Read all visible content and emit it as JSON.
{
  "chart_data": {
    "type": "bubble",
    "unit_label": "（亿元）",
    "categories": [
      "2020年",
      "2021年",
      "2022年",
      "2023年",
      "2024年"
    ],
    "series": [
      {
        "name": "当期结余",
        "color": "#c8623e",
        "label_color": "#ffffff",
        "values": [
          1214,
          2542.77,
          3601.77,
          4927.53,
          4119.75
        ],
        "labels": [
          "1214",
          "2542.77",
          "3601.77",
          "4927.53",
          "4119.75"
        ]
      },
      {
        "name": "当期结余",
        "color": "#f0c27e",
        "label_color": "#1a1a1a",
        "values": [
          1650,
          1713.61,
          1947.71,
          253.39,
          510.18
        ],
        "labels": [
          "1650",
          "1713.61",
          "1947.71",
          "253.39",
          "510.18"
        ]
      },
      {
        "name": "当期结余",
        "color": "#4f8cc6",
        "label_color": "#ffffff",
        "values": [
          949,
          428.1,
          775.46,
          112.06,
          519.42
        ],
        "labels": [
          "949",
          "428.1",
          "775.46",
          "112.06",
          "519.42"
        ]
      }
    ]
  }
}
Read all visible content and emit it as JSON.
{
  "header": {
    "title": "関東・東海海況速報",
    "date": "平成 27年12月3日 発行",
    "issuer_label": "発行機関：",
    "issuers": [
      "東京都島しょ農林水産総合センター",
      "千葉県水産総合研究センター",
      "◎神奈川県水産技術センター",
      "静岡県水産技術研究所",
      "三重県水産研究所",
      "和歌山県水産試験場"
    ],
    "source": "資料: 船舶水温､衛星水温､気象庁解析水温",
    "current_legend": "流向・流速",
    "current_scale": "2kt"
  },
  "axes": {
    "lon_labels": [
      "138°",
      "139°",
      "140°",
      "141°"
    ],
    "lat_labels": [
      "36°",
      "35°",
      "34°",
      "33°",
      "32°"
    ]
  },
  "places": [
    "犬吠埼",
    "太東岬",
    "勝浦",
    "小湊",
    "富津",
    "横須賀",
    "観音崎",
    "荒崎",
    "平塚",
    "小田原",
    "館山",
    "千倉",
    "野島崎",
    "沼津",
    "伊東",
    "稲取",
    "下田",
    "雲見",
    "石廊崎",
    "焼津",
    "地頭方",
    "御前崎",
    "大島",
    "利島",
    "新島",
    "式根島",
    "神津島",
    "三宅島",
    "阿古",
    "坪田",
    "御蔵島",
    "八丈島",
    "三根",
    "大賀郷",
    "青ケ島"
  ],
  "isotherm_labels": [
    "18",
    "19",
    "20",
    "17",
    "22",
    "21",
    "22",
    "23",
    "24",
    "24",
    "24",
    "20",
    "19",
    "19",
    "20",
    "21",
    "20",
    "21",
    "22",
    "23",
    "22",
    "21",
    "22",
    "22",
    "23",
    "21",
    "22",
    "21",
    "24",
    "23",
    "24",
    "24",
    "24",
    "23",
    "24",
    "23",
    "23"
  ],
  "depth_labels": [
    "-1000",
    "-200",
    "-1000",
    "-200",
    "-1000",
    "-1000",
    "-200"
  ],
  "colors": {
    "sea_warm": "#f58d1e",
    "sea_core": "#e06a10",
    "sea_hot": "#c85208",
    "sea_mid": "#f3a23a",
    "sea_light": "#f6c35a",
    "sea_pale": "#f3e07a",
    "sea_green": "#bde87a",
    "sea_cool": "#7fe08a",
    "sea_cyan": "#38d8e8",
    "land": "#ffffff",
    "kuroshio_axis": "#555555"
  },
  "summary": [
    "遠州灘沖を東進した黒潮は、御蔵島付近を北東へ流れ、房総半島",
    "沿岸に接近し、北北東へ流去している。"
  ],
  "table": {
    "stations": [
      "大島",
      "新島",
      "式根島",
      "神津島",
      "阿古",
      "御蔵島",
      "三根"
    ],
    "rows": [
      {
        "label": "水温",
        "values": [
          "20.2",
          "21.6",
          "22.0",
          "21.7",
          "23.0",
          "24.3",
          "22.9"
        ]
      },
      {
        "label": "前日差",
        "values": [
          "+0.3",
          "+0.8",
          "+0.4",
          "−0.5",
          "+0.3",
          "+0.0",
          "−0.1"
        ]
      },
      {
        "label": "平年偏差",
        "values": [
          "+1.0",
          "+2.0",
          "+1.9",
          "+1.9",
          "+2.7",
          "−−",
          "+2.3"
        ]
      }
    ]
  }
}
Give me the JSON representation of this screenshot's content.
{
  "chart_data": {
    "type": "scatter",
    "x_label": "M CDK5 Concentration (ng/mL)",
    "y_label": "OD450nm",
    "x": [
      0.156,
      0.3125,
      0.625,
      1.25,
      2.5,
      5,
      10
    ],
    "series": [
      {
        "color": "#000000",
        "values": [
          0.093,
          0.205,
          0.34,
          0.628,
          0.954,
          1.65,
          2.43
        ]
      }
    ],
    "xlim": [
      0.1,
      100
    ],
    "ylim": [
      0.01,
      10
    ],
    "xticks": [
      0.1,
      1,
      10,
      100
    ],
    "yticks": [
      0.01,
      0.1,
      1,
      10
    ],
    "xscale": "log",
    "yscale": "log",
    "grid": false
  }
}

◆ Exercise
Print every line of the records exactly. Omit nothing.

◆ The answer
Read all visible content and emit it as JSON.
{
  "chart_data": {
    "type": "bubble",
    "unit_label": "（亿元）",
    "categories": [
      "2020年",
      "2021年",
      "2022年",
      "2023年",
      "2024年"
    ],
    "series": [
      {
        "name": "当期结余",
        "color": "#c8623e",
        "label_color": "#ffffff",
        "values": [
          1214,
          2542.77,
          3601.77,
          4927.53,
          4119.75
        ],
        "labels": [
          "1214",
          "2542.77",
          "3601.77",
          "4927.53",
          "4119.75"
        ]
      },
      {
        "name": "当期结余",
        "color": "#f0c27e",
        "label_color": "#1a1a1a",
        "values": [
          1650,
          1713.61,
          1947.71,
          253.39,
          510.18
        ],
        "labels": [
          "1650",
          "1713.61",
          "1947.71",
          "253.39",
          "510.18"
        ]
      },
      {
        "name": "当期结余",
        "color": "#4f8cc6",
        "label_color": "#ffffff",
        "values": [
          949,
          428.1,
          775.46,
          112.06,
          519.42
        ],
        "labels": [
          "949",
          "428.1",
          "775.46",
          "112.06",
          "519.42"
        ]
      }
    ]
  }
}
Read all visible content and emit it as JSON.
{
  "header": {
    "title": "関東・東海海況速報",
    "date": "平成 27年12月3日 発行",
    "issuer_label": "発行機関：",
    "issuers": [
      "東京都島しょ農林水産総合センター",
      "千葉県水産総合研究センター",
      "◎神奈川県水産技術センター",
      "静岡県水産技術研究所",
      "三重県水産研究所",
      "和歌山県水産試験場"
    ],
    "source": "資料: 船舶水温､衛星水温､気象庁解析水温",
    "current_legend": "流向・流速",
    "current_scale": "2kt"
  },
  "axes": {
    "lon_labels": [
      "138°",
      "139°",
      "140°",
      "141°"
    ],
    "lat_labels": [
      "36°",
      "35°",
      "34°",
      "33°",
      "32°"
    ]
  },
  "places": [
    "犬吠埼",
    "太東岬",
    "勝浦",
    "小湊",
    "富津",
    "横須賀",
    "観音崎",
    "荒崎",
    "平塚",
    "小田原",
    "館山",
    "千倉",
    "野島崎",
    "沼津",
    "伊東",
    "稲取",
    "下田",
    "雲見",
    "石廊崎",
    "焼津",
    "地頭方",
    "御前崎",
    "大島",
    "利島",
    "新島",
    "式根島",
    "神津島",
    "三宅島",
    "阿古",
    "坪田",
    "御蔵島",
    "八丈島",
    "三根",
    "大賀郷",
    "青ケ島"
  ],
  "isotherm_labels": [
    "18",
    "19",
    "20",
    "17",
    "22",
    "21",
    "22",
    "23",
    "24",
    "24",
    "24",
    "20",
    "19",
    "19",
    "20",
    "21",
    "20",
    "21",
    "22",
    "23",
    "22",
    "21",
    "22",
    "22",
    "23",
    "21",
    "22",
    "21",
    "24",
    "23",
    "24",
    "24",
    "24",
    "23",
    "24",
    "23",
    "23"
  ],
  "depth_labels": [
    "-1000",
    "-200",
    "-1000",
    "-200",
    "-1000",
    "-1000",
    "-200"
  ],
  "colors": {
    "sea_warm": "#f58d1e",
    "sea_core": "#e06a10",
    "sea_hot": "#c85208",
    "sea_mid": "#f3a23a",
    "sea_light": "#f6c35a",
    "sea_pale": "#f3e07a",
    "sea_green": "#bde87a",
    "sea_cool": "#7fe08a",
    "sea_cyan": "#38d8e8",
    "land": "#ffffff",
    "kuroshio_axis": "#555555"
  },
  "summary": [
    "遠州灘沖を東進した黒潮は、御蔵島付近を北東へ流れ、房総半島",
    "沿岸に接近し、北北東へ流去している。"
  ],
  "table": {
    "stations": [
      "大島",
      "新島",
      "式根島",
      "神津島",
      "阿古",
      "御蔵島",
      "三根"
    ],
    "rows": [
      {
        "label": "水温",
        "values": [
          "20.2",
          "21.6",
          "22.0",
          "21.7",
          "23.0",
          "24.3",
          "22.9"
        ]
      },
      {
        "label": "前日差",
        "values": [
          "+0.3",
          "+0.8",
          "+0.4",
          "−0.5",
          "+0.3",
          "+0.0",
          "−0.1"
        ]
      },
      {
        "label": "平年偏差",
        "values": [
          "+1.0",
          "+2.0",
          "+1.9",
          "+1.9",
          "+2.7",
          "−−",
          "+2.3"
        ]
      }
    ]
  }
}
Give me the JSON representation of this screenshot's content.
{
  "chart_data": {
    "type": "scatter",
    "x_label": "M CDK5 Concentration (ng/mL)",
    "y_label": "OD450nm",
    "x": [
      0.156,
      0.3125,
      0.625,
      1.25,
      2.5,
      5,
      10
    ],
    "series": [
      {
        "color": "#000000",
        "values": [
          0.093,
          0.205,
          0.34,
          0.628,
          0.954,
          1.65,
          2.43
        ]
      }
    ],
    "xlim": [
      0.1,
      100
    ],
    "ylim": [
      0.01,
      10
    ],
    "xticks": [
      0.1,
      1,
      10,
      100
    ],
    "yticks": [
      0.01,
      0.1,
      1,
      10
    ],
    "xscale": "log",
    "yscale": "log",
    "grid": false
  }
}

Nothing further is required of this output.